§ Supplied data
* * * * * * *
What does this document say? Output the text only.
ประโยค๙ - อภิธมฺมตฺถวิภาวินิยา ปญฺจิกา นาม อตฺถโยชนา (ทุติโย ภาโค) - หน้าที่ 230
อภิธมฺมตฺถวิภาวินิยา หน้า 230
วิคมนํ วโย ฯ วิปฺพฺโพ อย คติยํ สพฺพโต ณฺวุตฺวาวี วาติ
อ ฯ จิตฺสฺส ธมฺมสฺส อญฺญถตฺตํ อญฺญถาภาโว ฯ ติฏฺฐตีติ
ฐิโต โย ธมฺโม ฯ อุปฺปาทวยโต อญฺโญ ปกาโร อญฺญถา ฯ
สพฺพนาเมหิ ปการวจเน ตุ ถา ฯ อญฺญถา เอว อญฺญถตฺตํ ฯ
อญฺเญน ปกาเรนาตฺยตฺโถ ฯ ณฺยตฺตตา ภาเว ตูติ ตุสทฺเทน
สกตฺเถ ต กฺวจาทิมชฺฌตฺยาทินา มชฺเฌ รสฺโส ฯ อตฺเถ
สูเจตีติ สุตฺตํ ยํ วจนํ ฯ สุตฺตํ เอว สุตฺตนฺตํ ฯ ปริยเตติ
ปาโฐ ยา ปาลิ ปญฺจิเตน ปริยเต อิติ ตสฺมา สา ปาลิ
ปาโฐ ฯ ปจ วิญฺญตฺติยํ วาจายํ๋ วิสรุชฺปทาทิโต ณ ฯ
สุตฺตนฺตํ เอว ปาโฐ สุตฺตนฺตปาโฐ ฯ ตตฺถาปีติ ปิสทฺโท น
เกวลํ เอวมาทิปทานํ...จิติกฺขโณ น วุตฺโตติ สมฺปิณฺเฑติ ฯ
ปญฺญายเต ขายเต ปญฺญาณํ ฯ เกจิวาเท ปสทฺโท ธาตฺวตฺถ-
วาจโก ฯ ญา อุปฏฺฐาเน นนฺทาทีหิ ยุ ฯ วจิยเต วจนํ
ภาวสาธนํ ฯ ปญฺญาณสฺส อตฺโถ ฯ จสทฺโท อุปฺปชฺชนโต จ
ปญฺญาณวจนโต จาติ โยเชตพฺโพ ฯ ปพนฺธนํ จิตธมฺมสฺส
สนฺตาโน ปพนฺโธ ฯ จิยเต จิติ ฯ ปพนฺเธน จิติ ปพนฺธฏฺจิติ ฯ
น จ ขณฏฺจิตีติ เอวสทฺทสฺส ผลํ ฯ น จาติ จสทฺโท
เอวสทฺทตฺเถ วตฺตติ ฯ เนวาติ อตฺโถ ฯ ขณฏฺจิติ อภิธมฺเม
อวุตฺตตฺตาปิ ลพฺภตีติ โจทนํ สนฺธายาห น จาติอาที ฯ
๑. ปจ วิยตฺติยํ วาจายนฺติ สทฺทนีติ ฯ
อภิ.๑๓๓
* * * * * * *
§ What you need to do
Retype all of the entries precisely as they are.

§ Answer for the task
What does this document say? Output the text only.
ประโยค๙ - อภิธมฺมตฺถวิภาวินิยา ปญฺจิกา นาม อตฺถโยชนา (ทุติโย ภาโค) - หน้าที่ 230
อภิธมฺมตฺถวิภาวินิยา หน้า 230
วิคมนํ วโย ฯ วิปฺพฺโพ อย คติยํ สพฺพโต ณฺวุตฺวาวี วาติ
อ ฯ จิตฺสฺส ธมฺมสฺส อญฺญถตฺตํ อญฺญถาภาโว ฯ ติฏฺฐตีติ
ฐิโต โย ธมฺโม ฯ อุปฺปาทวยโต อญฺโญ ปกาโร อญฺญถา ฯ
สพฺพนาเมหิ ปการวจเน ตุ ถา ฯ อญฺญถา เอว อญฺญถตฺตํ ฯ
อญฺเญน ปกาเรนาตฺยตฺโถ ฯ ณฺยตฺตตา ภาเว ตูติ ตุสทฺเทน
สกตฺเถ ต กฺวจาทิมชฺฌตฺยาทินา มชฺเฌ รสฺโส ฯ อตฺเถ
สูเจตีติ สุตฺตํ ยํ วจนํ ฯ สุตฺตํ เอว สุตฺตนฺตํ ฯ ปริยเตติ
ปาโฐ ยา ปาลิ ปญฺจิเตน ปริยเต อิติ ตสฺมา สา ปาลิ
ปาโฐ ฯ ปจ วิญฺญตฺติยํ วาจายํ๋ วิสรุชฺปทาทิโต ณ ฯ
สุตฺตนฺตํ เอว ปาโฐ สุตฺตนฺตปาโฐ ฯ ตตฺถาปีติ ปิสทฺโท น
เกวลํ เอวมาทิปทานํ...จิติกฺขโณ น วุตฺโตติ สมฺปิณฺเฑติ ฯ
ปญฺญายเต ขายเต ปญฺญาณํ ฯ เกจิวาเท ปสทฺโท ธาตฺวตฺถ-
วาจโก ฯ ญา อุปฏฺฐาเน นนฺทาทีหิ ยุ ฯ วจิยเต วจนํ
ภาวสาธนํ ฯ ปญฺญาณสฺส อตฺโถ ฯ จสทฺโท อุปฺปชฺชนโต จ
ปญฺญาณวจนโต จาติ โยเชตพฺโพ ฯ ปพนฺธนํ จิตธมฺมสฺส
สนฺตาโน ปพนฺโธ ฯ จิยเต จิติ ฯ ปพนฺเธน จิติ ปพนฺธฏฺจิติ ฯ
น จ ขณฏฺจิตีติ เอวสทฺทสฺส ผลํ ฯ น จาติ จสทฺโท
เอวสทฺทตฺเถ วตฺตติ ฯ เนวาติ อตฺโถ ฯ ขณฏฺจิติ อภิธมฺเม
อวุตฺตตฺตาปิ ลพฺภตีติ โจทนํ สนฺธายาห น จาติอาที ฯ
๑. ปจ วิยตฺติยํ วาจายนฺติ สทฺทนีติ ฯ
อภิ.๑๓๓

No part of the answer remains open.